[Stored records]
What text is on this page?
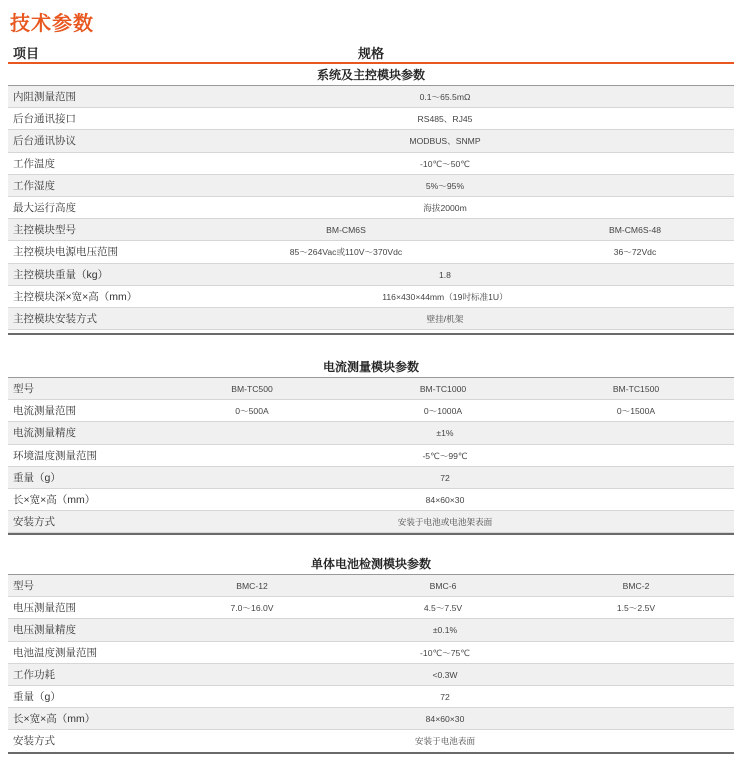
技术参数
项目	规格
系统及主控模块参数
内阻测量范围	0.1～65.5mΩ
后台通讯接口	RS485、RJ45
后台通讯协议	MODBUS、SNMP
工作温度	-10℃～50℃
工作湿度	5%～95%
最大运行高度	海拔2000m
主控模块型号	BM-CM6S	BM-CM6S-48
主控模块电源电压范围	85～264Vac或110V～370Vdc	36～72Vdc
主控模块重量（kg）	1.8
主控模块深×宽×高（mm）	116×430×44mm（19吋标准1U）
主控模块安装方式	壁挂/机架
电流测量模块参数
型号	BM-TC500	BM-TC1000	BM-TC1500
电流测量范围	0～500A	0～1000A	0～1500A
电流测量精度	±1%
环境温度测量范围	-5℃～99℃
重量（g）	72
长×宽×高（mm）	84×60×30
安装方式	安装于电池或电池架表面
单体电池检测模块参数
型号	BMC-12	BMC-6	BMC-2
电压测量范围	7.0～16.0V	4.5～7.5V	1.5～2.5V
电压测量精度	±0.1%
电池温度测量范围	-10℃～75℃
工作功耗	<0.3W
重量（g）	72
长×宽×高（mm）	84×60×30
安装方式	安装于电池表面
==
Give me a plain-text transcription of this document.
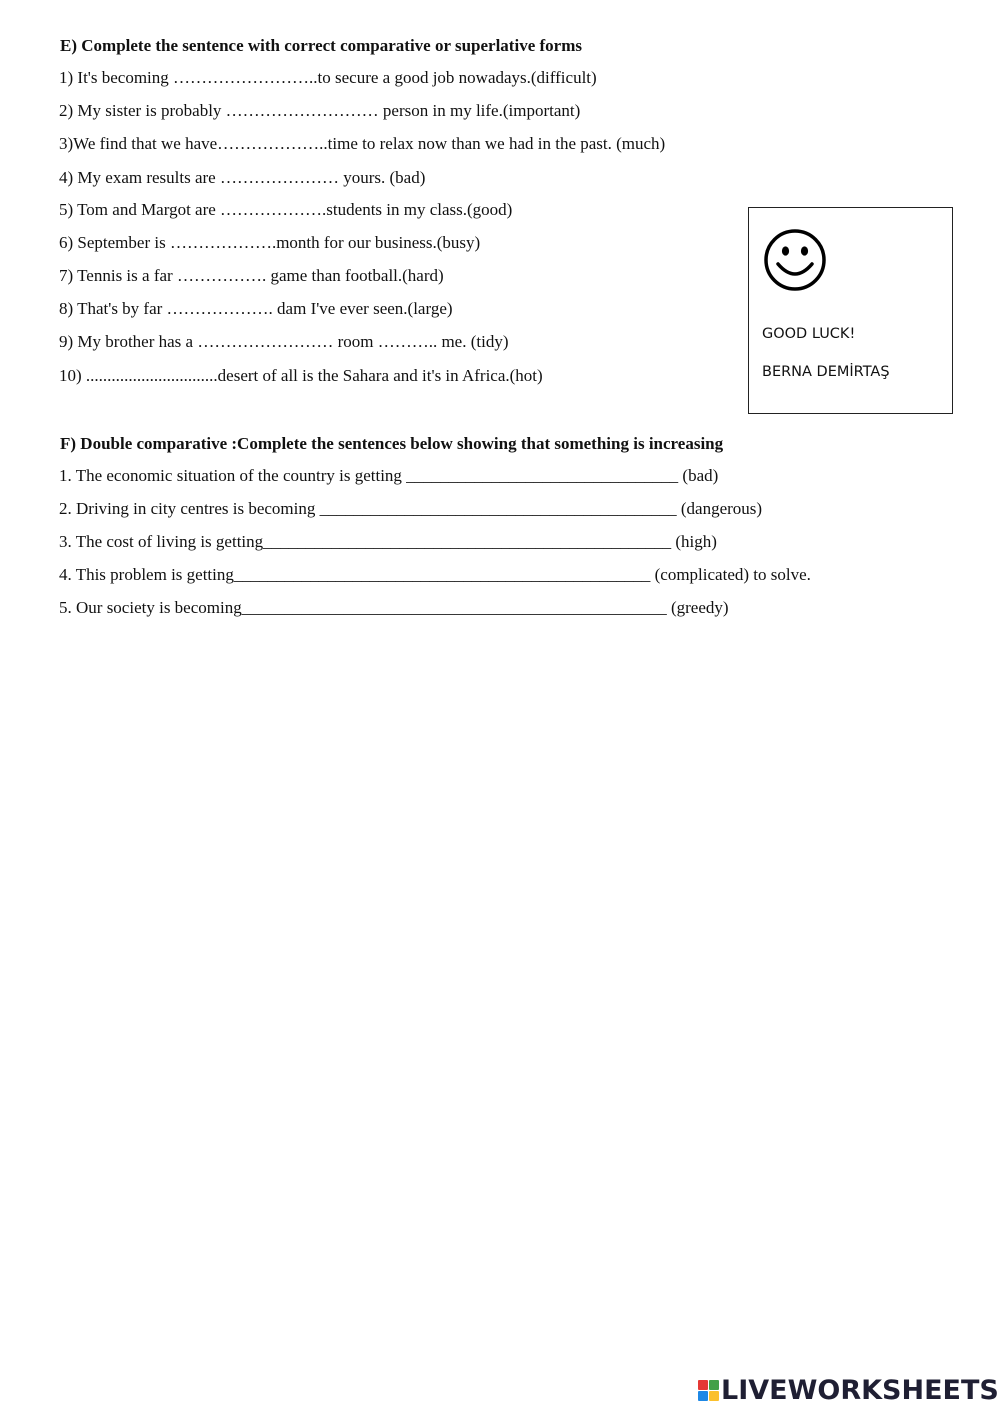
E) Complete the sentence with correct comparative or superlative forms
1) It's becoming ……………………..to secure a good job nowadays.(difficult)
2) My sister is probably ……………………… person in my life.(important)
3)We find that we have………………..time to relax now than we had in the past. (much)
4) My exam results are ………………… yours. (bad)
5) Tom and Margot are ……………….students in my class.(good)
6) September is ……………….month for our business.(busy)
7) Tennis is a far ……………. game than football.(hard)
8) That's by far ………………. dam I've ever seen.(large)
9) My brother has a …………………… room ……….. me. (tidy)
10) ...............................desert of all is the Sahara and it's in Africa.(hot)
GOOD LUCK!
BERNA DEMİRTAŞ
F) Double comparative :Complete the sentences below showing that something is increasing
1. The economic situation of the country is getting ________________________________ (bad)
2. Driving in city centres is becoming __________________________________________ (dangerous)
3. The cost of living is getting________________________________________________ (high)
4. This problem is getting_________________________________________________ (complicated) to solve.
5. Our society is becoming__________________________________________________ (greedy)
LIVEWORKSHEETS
* * *
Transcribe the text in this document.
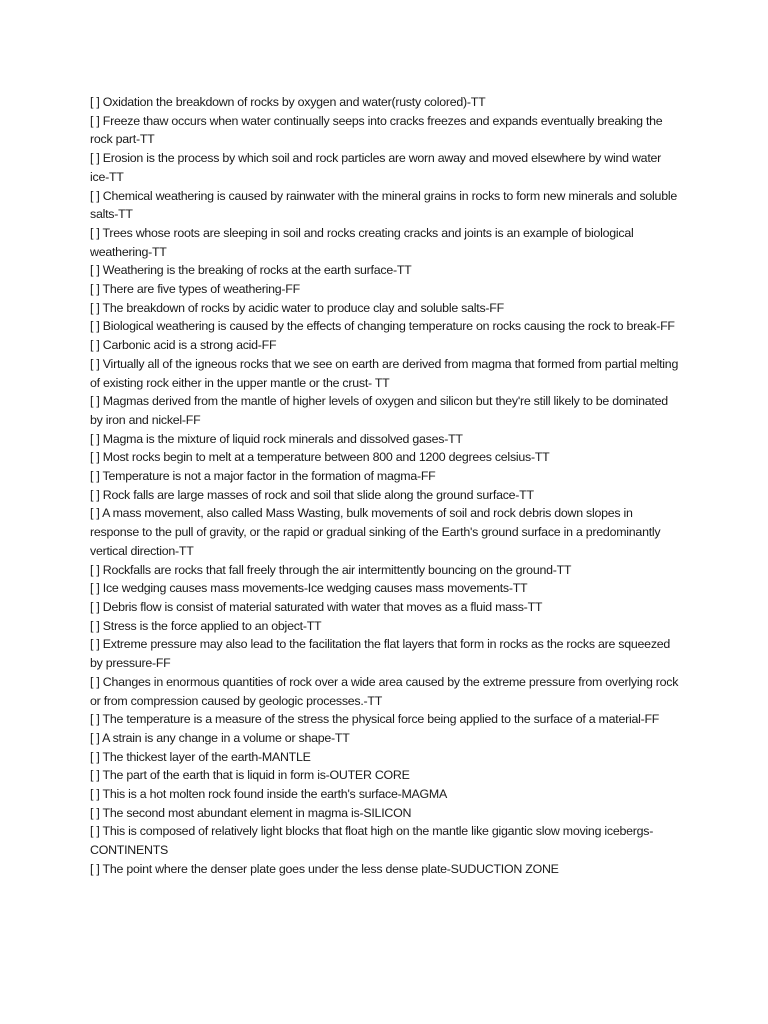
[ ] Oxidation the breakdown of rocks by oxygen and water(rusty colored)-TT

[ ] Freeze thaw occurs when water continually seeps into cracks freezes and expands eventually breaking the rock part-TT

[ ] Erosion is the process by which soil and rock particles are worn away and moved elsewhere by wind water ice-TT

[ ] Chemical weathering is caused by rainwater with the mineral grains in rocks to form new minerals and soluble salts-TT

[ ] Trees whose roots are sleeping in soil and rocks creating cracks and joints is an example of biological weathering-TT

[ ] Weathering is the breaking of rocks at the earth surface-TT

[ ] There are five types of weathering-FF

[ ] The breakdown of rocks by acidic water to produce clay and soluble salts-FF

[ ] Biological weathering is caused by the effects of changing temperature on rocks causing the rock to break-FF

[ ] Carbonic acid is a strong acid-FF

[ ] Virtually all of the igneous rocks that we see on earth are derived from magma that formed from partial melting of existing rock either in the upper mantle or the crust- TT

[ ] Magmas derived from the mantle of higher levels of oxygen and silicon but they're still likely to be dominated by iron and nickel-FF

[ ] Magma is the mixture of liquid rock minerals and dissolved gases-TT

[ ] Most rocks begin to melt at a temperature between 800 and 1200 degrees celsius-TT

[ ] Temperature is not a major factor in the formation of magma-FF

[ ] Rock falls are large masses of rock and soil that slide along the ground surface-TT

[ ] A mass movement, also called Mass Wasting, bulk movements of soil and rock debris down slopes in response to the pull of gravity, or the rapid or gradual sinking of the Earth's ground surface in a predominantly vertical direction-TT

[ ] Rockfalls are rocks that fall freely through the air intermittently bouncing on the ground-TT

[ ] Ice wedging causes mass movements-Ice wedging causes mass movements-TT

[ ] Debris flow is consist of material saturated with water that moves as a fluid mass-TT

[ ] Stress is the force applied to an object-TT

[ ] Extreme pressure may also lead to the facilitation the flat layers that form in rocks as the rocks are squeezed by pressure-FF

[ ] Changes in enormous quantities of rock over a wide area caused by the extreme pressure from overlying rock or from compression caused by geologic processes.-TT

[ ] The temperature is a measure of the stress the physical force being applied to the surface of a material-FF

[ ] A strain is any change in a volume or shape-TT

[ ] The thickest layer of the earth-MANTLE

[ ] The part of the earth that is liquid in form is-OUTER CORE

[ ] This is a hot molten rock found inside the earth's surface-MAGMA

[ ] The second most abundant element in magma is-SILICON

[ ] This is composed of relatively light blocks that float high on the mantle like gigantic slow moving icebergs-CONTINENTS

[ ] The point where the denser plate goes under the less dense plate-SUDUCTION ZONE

Goal
The records are above. How many lines in them contain the word "than"? Give the number alone.

Exercise solution
2